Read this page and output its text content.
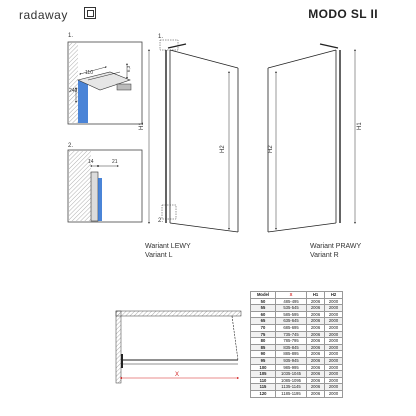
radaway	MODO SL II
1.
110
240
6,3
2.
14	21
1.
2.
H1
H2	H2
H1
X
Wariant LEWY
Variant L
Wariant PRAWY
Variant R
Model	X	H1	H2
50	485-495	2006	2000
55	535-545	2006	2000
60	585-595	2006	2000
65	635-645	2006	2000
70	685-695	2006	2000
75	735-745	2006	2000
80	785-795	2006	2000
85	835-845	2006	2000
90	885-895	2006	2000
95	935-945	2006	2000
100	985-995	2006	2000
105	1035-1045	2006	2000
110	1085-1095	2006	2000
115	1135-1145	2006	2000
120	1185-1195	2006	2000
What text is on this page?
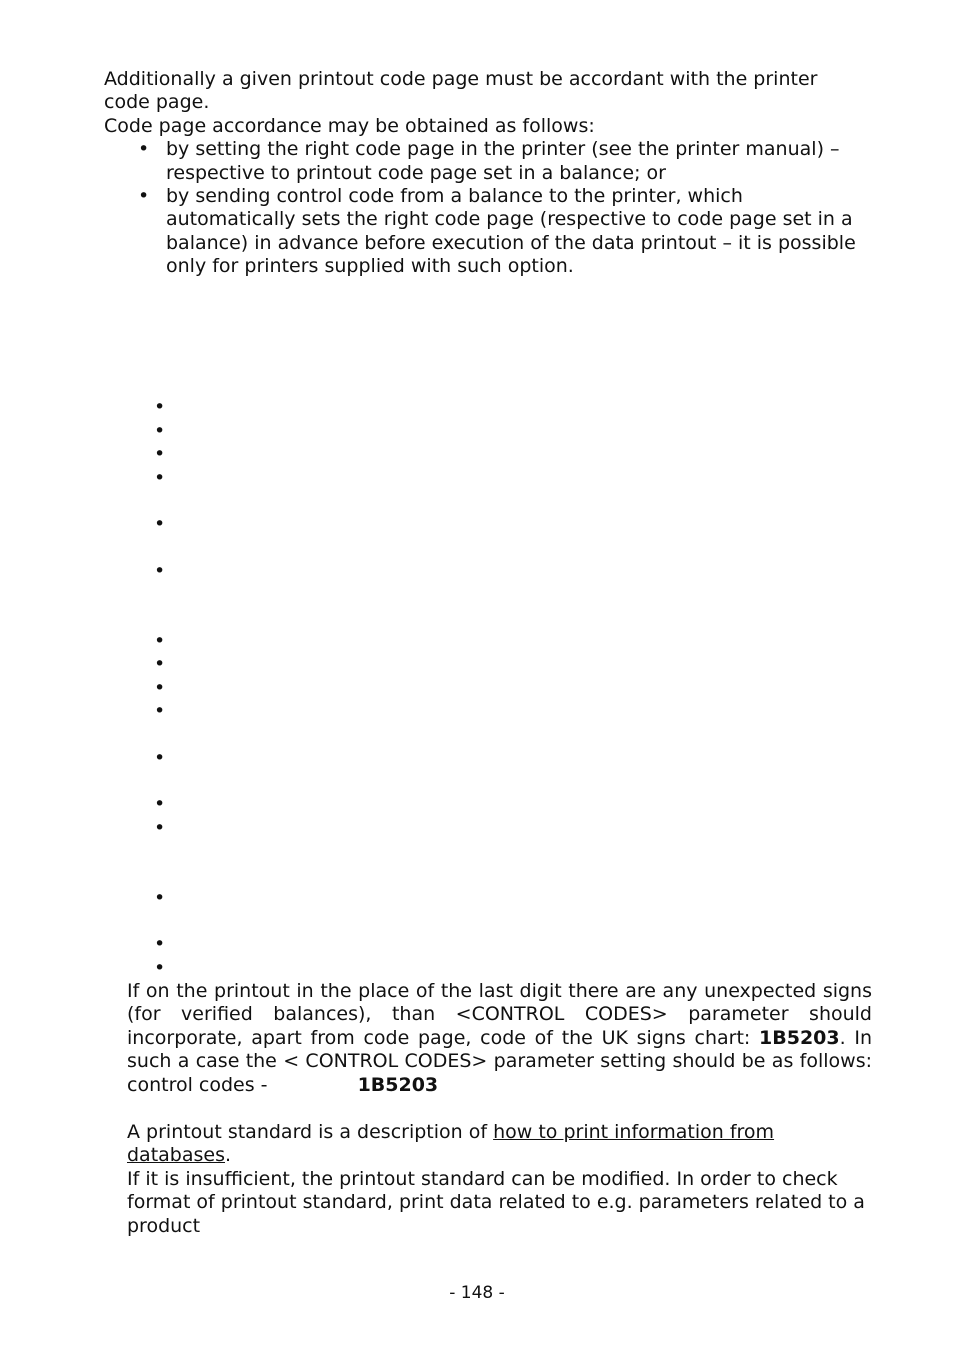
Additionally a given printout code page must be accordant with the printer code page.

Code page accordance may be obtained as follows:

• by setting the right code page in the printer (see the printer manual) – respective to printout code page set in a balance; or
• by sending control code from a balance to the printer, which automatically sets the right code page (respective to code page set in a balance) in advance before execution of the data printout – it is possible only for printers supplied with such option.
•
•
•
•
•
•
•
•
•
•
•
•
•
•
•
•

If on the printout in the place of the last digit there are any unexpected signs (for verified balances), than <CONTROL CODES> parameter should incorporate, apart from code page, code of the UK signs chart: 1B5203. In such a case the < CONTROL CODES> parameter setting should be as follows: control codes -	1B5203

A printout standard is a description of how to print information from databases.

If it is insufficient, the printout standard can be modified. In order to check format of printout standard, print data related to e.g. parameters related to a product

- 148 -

**Stated exercise**: The material above holds pictures; copy everything else in it exactly.

**Task solution**:
Read this page and output its text content.
radaway	MODO SL II
1.
110
240
6,3
2.
14	21
1.
2.
H1
H2	H2
H1
X
Wariant LEWY
Variant L
Wariant PRAWY
Variant R
Model	X	H1	H2
50	485-495	2006	2000
55	535-545	2006	2000
60	585-595	2006	2000
65	635-645	2006	2000
70	685-695	2006	2000
75	735-745	2006	2000
80	785-795	2006	2000
85	835-845	2006	2000
90	885-895	2006	2000
95	935-945	2006	2000
100	985-995	2006	2000
105	1035-1045	2006	2000
110	1085-1095	2006	2000
115	1135-1145	2006	2000
120	1185-1195	2006	2000
What text is on this page?
Additionally a given printout code page must be accordant with the printer code page.

Code page accordance may be obtained as follows:

• by setting the right code page in the printer (see the printer manual) – respective to printout code page set in a balance; or
• by sending control code from a balance to the printer, which automatically sets the right code page (respective to code page set in a balance) in advance before execution of the data printout – it is possible only for printers supplied with such option.
•
•
•
•
•
•
•
•
•
•
•
•
•
•
•
•

If on the printout in the place of the last digit there are any unexpected signs (for verified balances), than <CONTROL CODES> parameter should incorporate, apart from code page, code of the UK signs chart: 1B5203. In such a case the < CONTROL CODES> parameter setting should be as follows: control codes -	1B5203

A printout standard is a description of how to print information from databases.

If it is insufficient, the printout standard can be modified. In order to check format of printout standard, print data related to e.g. parameters related to a product

- 148 -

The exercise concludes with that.